The problem:
Look through the material below, count the lines containing the word "this", and state only the count.

------ Supplied material ------

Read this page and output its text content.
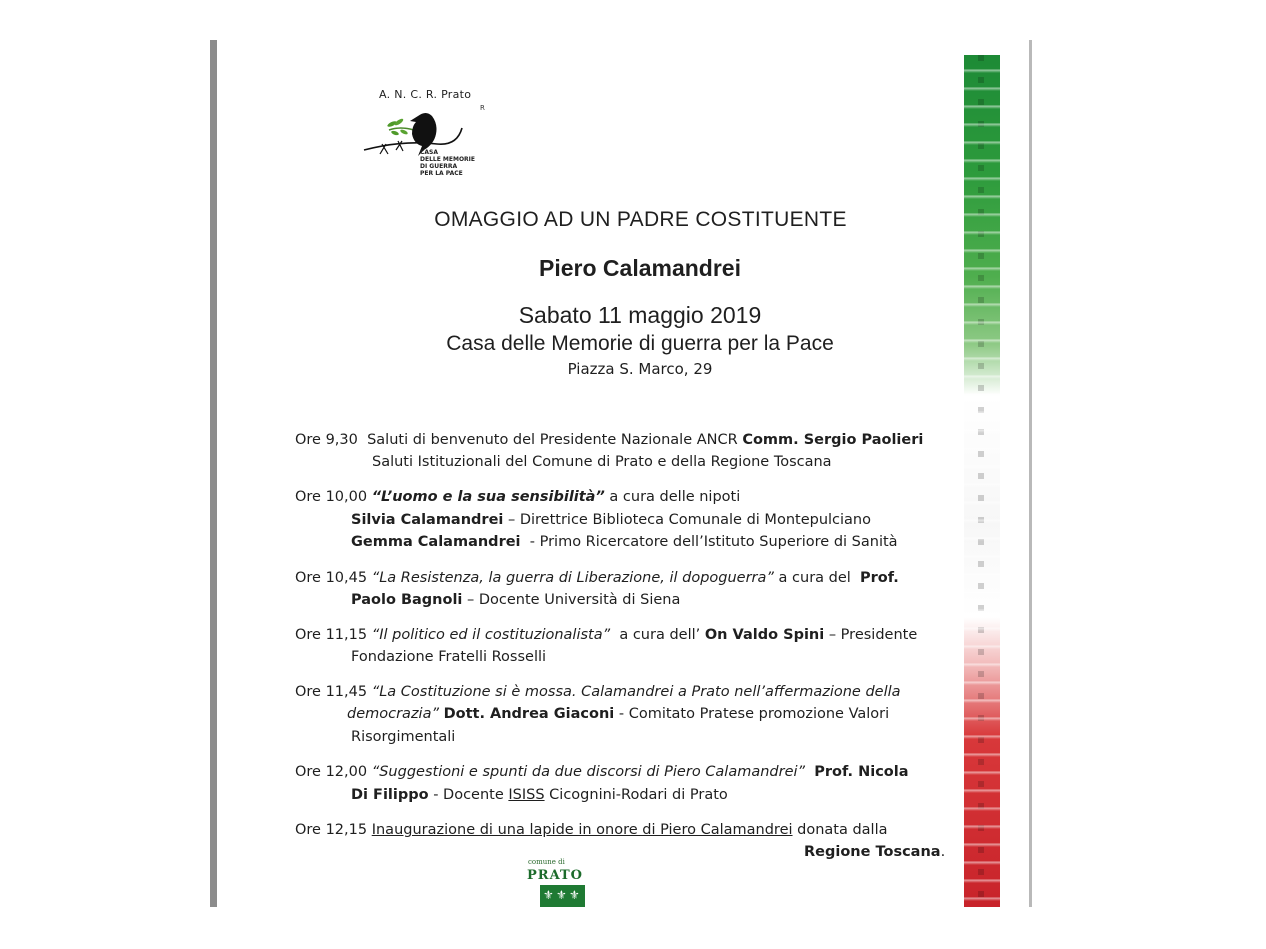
A. N. C. R. Prato
R
CASA
DELLE MEMORIE
DI GUERRA
PER LA PACE
OMAGGIO AD UN PADRE COSTITUENTE
Piero Calamandrei
Sabato 11 maggio 2019
Casa delle Memorie di guerra per la Pace
Piazza S. Marco, 29
Ore 9,30 Saluti di benvenuto del Presidente Nazionale ANCR Comm. Sergio Paolieri
Saluti Istituzionali del Comune di Prato e della Regione Toscana
Ore 10,00 “L’uomo e la sua sensibilità” a cura delle nipoti
Silvia Calamandrei – Direttrice Biblioteca Comunale di Montepulciano
Gemma Calamandrei - Primo Ricercatore dell’Istituto Superiore di Sanità
Ore 10,45 “La Resistenza, la guerra di Liberazione, il dopoguerra” a cura del Prof.
Paolo Bagnoli – Docente Università di Siena
Ore 11,15 “Il politico ed il costituzionalista” a cura dell’ On Valdo Spini – Presidente
Fondazione Fratelli Rosselli
Ore 11,45 “La Costituzione si è mossa. Calamandrei a Prato nell’affermazione della
democrazia” Dott. Andrea Giaconi - Comitato Pratese promozione Valori
Risorgimentali
Ore 12,00 “Suggestioni e spunti da due discorsi di Piero Calamandrei” Prof. Nicola
Di Filippo - Docente ISISS Cicognini-Rodari di Prato
Ore 12,15 Inaugurazione di una lapide in onore di Piero Calamandrei donata dalla
Regione Toscana.
comune di
PRATO
⚜ ⚜ ⚜
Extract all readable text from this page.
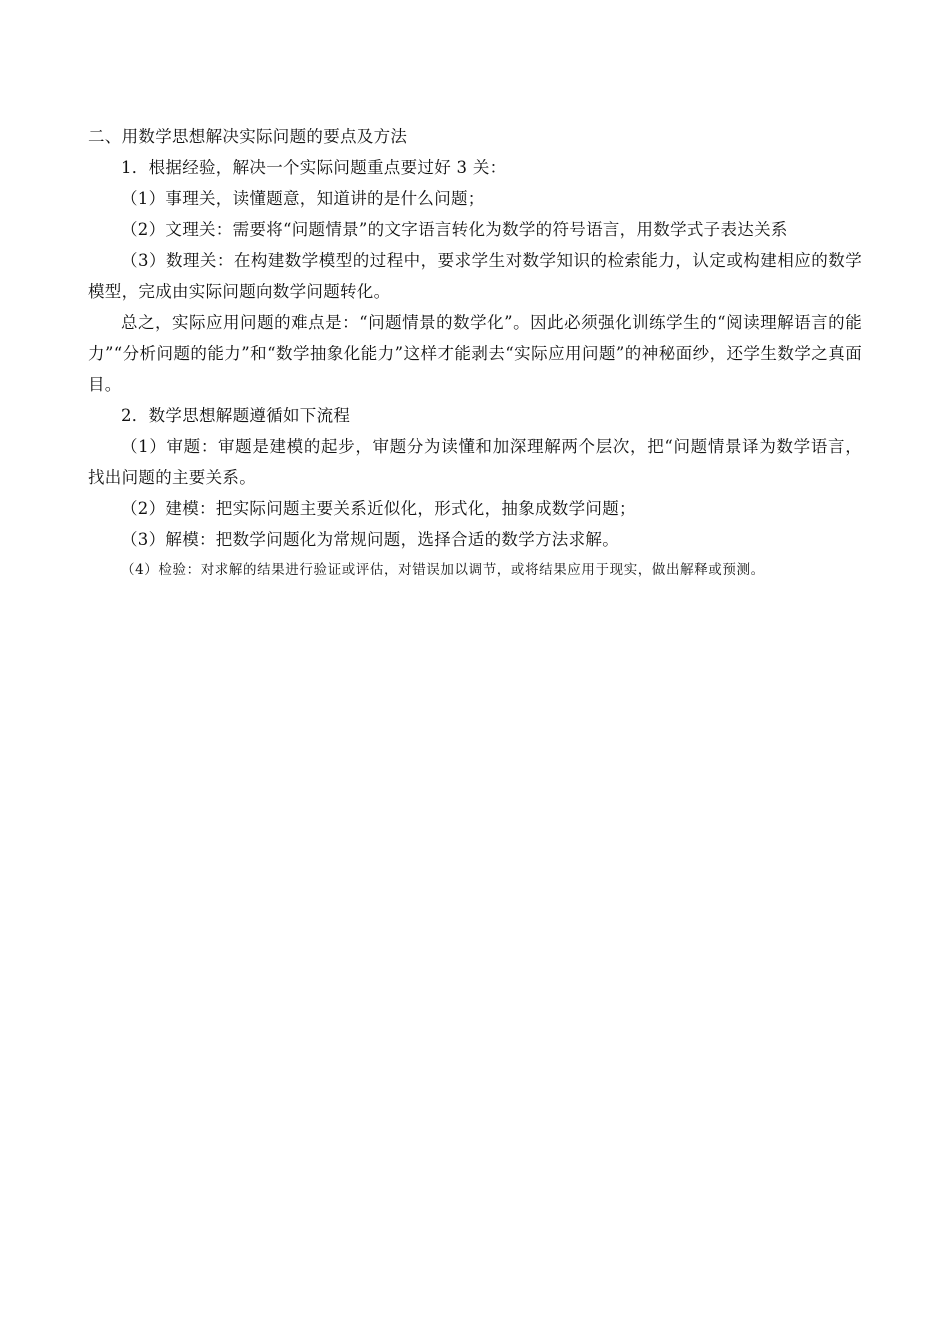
二、用数学思想解决实际问题的要点及方法

1．根据经验，解决一个实际问题重点要过好 3 关：

（1）事理关，读懂题意，知道讲的是什么问题；

（2）文理关：需要将“问题情景”的文字语言转化为数学的符号语言，用数学式子表达关系

（3）数理关：在构建数学模型的过程中，要求学生对数学知识的检索能力，认定或构建相应的数学模型，完成由实际问题向数学问题转化。

总之，实际应用问题的难点是：“问题情景的数学化”。因此必须强化训练学生的“阅读理解语言的能力”“分析问题的能力”和“数学抽象化能力”这样才能剥去“实际应用问题”的神秘面纱，还学生数学之真面目。

2．数学思想解题遵循如下流程

（1）审题：审题是建模的起步，审题分为读懂和加深理解两个层次，把“问题情景译为数学语言，找出问题的主要关系。

（2）建模：把实际问题主要关系近似化，形式化，抽象成数学问题；

（3）解模：把数学问题化为常规问题，选择合适的数学方法求解。

（4）检验：对求解的结果进行验证或评估，对错误加以调节，或将结果应用于现实，做出解释或预测。
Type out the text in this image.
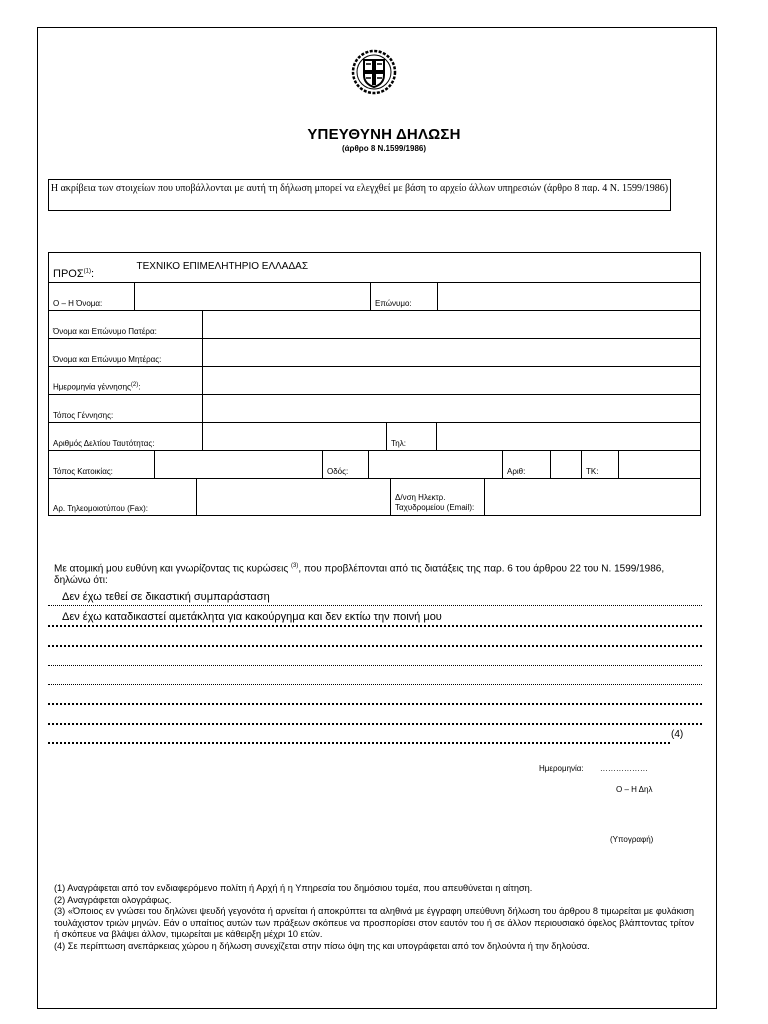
ΥΠΕΥΘΥΝΗ ΔΗΛΩΣΗ
(άρθρο 8 Ν.1599/1986)
Η ακρίβεια των στοιχείων που υποβάλλονται με αυτή τη δήλωση μπορεί να ελεγχθεί με βάση το αρχείο άλλων υπηρεσιών (άρθρο 8 παρ. 4 Ν. 1599/1986)
ΠΡΟΣ$^{(1)}$:	ΤΕΧΝΙΚΟ ΕΠΙΜΕΛΗΤΗΡΙΟ ΕΛΛΑΔΑΣ
Ο – Η Όνομα:		Επώνυμο:	
Όνομα και Επώνυμο Πατέρα:	
Όνομα και Επώνυμο Μητέρας:	
Ημερομηνία γέννησης$^{(2)}$:	
Τόπος Γέννησης:	
Αριθμός Δελτίου Ταυτότητας:		Τηλ:	
Τόπος Κατοικίας:		Οδός:		Αριθ:		ΤΚ:	
Αρ. Τηλεομοιοτύπου (Fax):		Δ/νση Ηλεκτρ. Ταχυδρομείου (Email):	
Με ατομική μου ευθύνη και γνωρίζοντας τις κυρώσεις $^{(3)}$, που προβλέπονται από τις διατάξεις της παρ. 6 του άρθρου 22 του Ν. 1599/1986, δηλώνω ότι:
Δεν έχω τεθεί σε δικαστική συμπαράσταση
Δεν έχω καταδικαστεί αμετάκλητα για κακούργημα και δεν εκτίω την ποινή μου
(4)
Ημερομηνία: ………………
Ο – Η Δηλ
(Υπογραφή)

(1) Αναγράφεται από τον ενδιαφερόμενο πολίτη ή Αρχή ή η Υπηρεσία του δημόσιου τομέα, που απευθύνεται η αίτηση.

(2) Αναγράφεται ολογράφως.

(3) «Όποιος εν γνώσει του δηλώνει ψευδή γεγονότα ή αρνείται ή αποκρύπτει τα αληθινά με έγγραφη υπεύθυνη δήλωση του άρθρου 8 τιμωρείται με φυλάκιση τουλάχιστον τριών μηνών. Εάν ο υπαίτιος αυτών των πράξεων σκόπευε να προσπορίσει στον εαυτόν του ή σε άλλον περιουσιακό όφελος βλάπτοντας τρίτον ή σκόπευε να βλάψει άλλον, τιμωρείται με κάθειρξη μέχρι 10 ετών.

(4) Σε περίπτωση ανεπάρκειας χώρου η δήλωση συνεχίζεται στην πίσω όψη της και υπογράφεται από τον δηλούντα ή την δηλούσα.
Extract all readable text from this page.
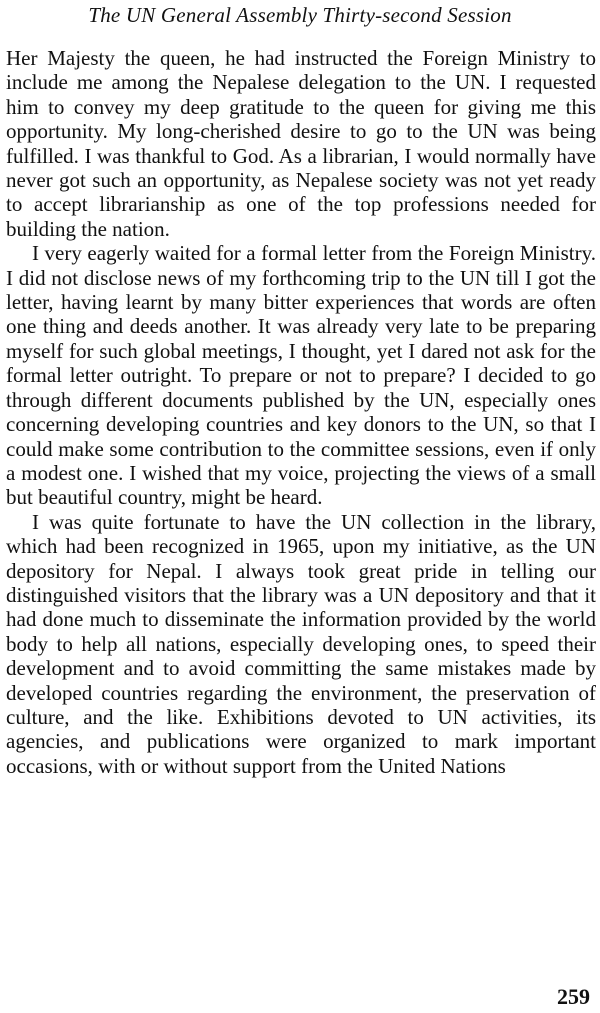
The UN General Assembly Thirty-second Session

Her Majesty the queen, he had instructed the Foreign Ministry to include me among the Nepalese delegation to the UN. I requested him to convey my deep gratitude to the queen for giving me this opportunity. My long-cherished desire to go to the UN was being fulfilled. I was thankful to God. As a librarian, I would normally have never got such an opportunity, as Nepalese society was not yet ready to accept librarianship as one of the top professions needed for building the nation.

I very eagerly waited for a formal letter from the Foreign Ministry. I did not disclose news of my forthcoming trip to the UN till I got the letter, having learnt by many bitter experiences that words are often one thing and deeds another. It was already very late to be preparing myself for such global meetings, I thought, yet I dared not ask for the formal letter outright. To prepare or not to prepare? I decided to go through different documents published by the UN, especially ones concerning developing countries and key donors to the UN, so that I could make some contribution to the committee sessions, even if only a modest one. I wished that my voice, projecting the views of a small but beautiful country, might be heard.

I was quite fortunate to have the UN collection in the library, which had been recognized in 1965, upon my initiative, as the UN depository for Nepal. I always took great pride in telling our distinguished visitors that the library was a UN depository and that it had done much to disseminate the information provided by the world body to help all nations, especially developing ones, to speed their development and to avoid committing the same mistakes made by developed countries regarding the environment, the preservation of culture, and the like. Exhibitions devoted to UN activities, its agencies, and publications were organized to mark important occasions, with or without support from the United Nations

259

------

Task output:
5